- _CHALLENGE_: Transcribe, word for word, the line containing "Output a JSON" and each line following it through the end of the listing below. Omit all other lines.

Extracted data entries
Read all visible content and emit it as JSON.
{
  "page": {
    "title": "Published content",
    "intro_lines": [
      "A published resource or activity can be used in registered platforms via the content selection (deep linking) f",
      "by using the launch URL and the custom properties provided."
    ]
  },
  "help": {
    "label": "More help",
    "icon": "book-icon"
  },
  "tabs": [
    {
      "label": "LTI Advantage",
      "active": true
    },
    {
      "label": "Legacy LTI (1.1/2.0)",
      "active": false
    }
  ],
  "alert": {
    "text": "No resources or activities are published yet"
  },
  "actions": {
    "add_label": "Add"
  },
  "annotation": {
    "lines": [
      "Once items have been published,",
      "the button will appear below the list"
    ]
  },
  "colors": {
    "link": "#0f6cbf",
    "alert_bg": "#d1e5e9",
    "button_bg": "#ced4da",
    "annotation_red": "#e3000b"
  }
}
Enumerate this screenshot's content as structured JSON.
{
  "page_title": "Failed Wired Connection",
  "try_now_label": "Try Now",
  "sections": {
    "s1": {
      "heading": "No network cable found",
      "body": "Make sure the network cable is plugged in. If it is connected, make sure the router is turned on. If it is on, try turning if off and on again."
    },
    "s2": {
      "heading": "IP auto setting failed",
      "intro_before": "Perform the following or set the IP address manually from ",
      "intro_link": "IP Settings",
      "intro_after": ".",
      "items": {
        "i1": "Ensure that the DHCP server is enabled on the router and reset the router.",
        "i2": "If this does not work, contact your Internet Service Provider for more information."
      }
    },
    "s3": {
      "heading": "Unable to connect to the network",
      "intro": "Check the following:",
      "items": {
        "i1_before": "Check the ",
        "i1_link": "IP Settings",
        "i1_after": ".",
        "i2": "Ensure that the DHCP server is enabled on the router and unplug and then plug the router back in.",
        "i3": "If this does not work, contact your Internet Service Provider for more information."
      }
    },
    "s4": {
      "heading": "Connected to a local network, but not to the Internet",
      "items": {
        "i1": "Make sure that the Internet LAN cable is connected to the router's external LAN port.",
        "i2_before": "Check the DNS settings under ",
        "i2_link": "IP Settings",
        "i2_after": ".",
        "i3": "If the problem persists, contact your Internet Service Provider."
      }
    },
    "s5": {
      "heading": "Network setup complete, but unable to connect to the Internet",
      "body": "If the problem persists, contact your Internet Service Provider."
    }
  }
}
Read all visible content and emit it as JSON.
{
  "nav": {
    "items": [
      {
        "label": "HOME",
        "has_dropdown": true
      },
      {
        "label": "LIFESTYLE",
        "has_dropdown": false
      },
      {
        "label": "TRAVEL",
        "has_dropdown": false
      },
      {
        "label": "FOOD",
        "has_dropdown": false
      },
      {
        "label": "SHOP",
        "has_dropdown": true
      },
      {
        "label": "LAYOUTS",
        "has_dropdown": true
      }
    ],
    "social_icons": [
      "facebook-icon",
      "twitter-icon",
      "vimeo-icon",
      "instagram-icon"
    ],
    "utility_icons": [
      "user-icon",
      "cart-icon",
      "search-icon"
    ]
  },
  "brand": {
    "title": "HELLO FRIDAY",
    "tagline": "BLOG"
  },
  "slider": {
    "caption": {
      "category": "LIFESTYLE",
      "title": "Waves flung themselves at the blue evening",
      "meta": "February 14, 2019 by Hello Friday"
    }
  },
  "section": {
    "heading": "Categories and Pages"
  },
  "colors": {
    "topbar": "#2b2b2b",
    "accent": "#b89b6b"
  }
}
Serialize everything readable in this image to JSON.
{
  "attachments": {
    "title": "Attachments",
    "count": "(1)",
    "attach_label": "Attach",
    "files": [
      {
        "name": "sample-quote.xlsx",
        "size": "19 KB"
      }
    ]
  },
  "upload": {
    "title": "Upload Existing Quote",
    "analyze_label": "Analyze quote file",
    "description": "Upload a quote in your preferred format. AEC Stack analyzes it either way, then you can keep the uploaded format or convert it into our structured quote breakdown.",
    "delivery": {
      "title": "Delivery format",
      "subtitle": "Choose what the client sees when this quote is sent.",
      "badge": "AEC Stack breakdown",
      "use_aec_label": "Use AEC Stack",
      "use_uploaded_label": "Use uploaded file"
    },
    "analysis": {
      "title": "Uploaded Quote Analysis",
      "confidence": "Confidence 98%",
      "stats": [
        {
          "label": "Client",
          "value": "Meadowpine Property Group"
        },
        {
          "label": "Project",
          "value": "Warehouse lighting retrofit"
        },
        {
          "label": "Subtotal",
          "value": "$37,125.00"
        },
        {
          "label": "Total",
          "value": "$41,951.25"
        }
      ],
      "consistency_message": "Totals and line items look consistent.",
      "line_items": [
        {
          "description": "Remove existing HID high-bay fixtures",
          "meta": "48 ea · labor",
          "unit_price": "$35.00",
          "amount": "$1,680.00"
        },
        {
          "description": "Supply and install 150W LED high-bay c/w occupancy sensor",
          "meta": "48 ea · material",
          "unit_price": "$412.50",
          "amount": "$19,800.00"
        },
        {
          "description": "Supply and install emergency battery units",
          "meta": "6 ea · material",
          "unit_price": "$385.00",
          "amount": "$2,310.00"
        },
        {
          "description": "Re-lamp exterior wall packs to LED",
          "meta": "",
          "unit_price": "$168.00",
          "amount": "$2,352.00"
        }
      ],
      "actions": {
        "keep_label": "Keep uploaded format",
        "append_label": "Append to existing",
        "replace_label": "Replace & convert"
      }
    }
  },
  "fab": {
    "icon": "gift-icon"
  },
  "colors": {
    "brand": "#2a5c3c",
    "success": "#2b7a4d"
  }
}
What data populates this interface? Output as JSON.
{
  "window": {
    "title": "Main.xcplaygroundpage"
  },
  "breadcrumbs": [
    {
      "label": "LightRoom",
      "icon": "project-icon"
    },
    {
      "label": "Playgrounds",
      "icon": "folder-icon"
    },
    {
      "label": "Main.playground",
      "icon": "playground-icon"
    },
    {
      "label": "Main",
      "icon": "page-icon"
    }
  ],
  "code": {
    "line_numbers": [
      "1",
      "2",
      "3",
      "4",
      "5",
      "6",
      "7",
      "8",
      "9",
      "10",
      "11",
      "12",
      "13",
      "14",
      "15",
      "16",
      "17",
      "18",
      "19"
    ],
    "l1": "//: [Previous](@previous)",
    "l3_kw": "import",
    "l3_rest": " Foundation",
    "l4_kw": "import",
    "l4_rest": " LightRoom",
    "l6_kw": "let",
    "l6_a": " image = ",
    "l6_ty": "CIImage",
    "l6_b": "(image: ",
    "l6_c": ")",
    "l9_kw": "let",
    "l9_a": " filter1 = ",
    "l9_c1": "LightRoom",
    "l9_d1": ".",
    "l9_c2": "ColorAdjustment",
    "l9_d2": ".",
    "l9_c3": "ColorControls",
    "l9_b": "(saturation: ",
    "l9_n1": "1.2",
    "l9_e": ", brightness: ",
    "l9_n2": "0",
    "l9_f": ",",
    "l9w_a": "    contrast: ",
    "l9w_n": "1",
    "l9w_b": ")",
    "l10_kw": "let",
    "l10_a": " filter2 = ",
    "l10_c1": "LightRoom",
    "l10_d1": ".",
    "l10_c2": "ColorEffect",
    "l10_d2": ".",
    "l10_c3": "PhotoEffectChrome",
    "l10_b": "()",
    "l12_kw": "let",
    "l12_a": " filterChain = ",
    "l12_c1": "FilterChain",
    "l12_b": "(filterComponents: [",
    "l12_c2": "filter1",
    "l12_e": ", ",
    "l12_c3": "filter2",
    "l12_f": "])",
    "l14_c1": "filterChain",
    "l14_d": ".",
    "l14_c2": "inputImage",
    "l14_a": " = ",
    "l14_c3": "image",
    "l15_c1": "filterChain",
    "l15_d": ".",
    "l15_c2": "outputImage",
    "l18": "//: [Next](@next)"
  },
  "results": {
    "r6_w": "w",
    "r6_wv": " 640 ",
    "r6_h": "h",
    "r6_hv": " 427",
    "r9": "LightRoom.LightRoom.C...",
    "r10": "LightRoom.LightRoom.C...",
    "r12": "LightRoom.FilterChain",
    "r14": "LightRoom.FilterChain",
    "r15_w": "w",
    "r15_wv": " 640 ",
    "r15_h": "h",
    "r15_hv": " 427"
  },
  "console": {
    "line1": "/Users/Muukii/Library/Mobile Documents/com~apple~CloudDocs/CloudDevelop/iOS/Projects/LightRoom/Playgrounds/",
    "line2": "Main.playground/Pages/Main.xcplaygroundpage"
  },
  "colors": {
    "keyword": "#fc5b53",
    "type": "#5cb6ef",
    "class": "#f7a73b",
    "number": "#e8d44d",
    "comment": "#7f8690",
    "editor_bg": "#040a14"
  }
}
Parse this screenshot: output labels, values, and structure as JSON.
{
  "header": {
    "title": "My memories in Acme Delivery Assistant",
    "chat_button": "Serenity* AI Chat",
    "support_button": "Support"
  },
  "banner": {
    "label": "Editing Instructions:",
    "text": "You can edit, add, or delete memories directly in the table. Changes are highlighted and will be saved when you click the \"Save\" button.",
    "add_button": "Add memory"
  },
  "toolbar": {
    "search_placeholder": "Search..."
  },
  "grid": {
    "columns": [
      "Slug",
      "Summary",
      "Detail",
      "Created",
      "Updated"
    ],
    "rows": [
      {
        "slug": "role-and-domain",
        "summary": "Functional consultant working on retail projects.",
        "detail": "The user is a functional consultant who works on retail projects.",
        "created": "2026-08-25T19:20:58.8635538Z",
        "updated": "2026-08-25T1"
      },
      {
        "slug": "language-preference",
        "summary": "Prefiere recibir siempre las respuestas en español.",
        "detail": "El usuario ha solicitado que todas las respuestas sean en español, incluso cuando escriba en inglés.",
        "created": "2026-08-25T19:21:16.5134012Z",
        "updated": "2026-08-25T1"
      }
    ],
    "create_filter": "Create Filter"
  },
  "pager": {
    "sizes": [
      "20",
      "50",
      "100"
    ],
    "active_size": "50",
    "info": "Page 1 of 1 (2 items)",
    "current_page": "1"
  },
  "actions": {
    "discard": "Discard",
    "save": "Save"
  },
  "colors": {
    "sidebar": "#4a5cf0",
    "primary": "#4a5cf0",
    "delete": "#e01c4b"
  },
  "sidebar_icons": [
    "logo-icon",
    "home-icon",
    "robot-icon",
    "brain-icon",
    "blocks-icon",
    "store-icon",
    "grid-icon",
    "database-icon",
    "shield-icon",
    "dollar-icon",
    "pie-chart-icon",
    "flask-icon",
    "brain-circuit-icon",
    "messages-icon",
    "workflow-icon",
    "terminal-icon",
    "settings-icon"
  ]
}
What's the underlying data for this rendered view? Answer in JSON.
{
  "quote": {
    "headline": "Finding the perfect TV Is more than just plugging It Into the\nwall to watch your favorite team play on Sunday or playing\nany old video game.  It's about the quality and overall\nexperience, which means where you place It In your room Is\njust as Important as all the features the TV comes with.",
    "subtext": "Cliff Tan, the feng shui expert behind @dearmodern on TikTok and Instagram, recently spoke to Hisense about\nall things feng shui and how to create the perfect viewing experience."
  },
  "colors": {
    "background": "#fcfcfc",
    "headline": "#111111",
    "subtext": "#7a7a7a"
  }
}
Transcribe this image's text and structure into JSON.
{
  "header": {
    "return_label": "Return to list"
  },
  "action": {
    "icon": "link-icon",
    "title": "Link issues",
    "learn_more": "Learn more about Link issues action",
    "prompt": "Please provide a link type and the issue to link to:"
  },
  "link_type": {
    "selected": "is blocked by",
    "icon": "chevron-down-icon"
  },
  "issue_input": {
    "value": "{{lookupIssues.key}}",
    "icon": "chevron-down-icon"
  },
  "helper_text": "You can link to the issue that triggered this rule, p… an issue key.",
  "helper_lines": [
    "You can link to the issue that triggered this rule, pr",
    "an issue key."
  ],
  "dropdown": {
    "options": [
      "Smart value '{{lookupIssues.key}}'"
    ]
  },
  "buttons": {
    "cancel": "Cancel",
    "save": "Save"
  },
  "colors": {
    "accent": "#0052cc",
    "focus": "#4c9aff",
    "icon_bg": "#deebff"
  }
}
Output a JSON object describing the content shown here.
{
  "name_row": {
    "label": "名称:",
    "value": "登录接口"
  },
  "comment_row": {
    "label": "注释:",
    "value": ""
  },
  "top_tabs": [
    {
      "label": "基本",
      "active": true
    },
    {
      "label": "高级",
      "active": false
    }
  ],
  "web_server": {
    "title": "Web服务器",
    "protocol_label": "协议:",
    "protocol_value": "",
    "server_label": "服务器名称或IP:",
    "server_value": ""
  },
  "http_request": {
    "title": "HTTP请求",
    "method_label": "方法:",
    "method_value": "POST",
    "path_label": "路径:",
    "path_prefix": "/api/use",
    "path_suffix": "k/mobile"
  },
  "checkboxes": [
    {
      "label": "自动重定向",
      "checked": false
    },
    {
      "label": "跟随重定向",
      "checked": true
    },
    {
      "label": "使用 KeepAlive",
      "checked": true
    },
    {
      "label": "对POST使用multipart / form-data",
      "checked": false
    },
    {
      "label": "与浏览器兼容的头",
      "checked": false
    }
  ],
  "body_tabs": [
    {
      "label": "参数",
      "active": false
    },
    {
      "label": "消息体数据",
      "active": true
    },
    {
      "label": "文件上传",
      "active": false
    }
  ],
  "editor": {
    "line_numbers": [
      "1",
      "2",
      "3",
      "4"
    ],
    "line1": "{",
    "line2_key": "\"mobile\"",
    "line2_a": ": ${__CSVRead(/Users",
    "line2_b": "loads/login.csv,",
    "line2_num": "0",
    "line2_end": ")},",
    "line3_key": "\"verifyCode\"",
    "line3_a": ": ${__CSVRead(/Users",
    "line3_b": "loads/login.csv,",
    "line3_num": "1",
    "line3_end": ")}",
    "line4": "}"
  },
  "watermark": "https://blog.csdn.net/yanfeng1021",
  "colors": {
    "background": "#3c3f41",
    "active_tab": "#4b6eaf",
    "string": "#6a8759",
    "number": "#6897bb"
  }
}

- _FULL ANSWER_:
Output a JSON object describing the content shown here.
{
  "name_row": {
    "label": "名称:",
    "value": "登录接口"
  },
  "comment_row": {
    "label": "注释:",
    "value": ""
  },
  "top_tabs": [
    {
      "label": "基本",
      "active": true
    },
    {
      "label": "高级",
      "active": false
    }
  ],
  "web_server": {
    "title": "Web服务器",
    "protocol_label": "协议:",
    "protocol_value": "",
    "server_label": "服务器名称或IP:",
    "server_value": ""
  },
  "http_request": {
    "title": "HTTP请求",
    "method_label": "方法:",
    "method_value": "POST",
    "path_label": "路径:",
    "path_prefix": "/api/use",
    "path_suffix": "k/mobile"
  },
  "checkboxes": [
    {
      "label": "自动重定向",
      "checked": false
    },
    {
      "label": "跟随重定向",
      "checked": true
    },
    {
      "label": "使用 KeepAlive",
      "checked": true
    },
    {
      "label": "对POST使用multipart / form-data",
      "checked": false
    },
    {
      "label": "与浏览器兼容的头",
      "checked": false
    }
  ],
  "body_tabs": [
    {
      "label": "参数",
      "active": false
    },
    {
      "label": "消息体数据",
      "active": true
    },
    {
      "label": "文件上传",
      "active": false
    }
  ],
  "editor": {
    "line_numbers": [
      "1",
      "2",
      "3",
      "4"
    ],
    "line1": "{",
    "line2_key": "\"mobile\"",
    "line2_a": ": ${__CSVRead(/Users",
    "line2_b": "loads/login.csv,",
    "line2_num": "0",
    "line2_end": ")},",
    "line3_key": "\"verifyCode\"",
    "line3_a": ": ${__CSVRead(/Users",
    "line3_b": "loads/login.csv,",
    "line3_num": "1",
    "line3_end": ")}",
    "line4": "}"
  },
  "watermark": "https://blog.csdn.net/yanfeng1021",
  "colors": {
    "background": "#3c3f41",
    "active_tab": "#4b6eaf",
    "string": "#6a8759",
    "number": "#6897bb"
  }
}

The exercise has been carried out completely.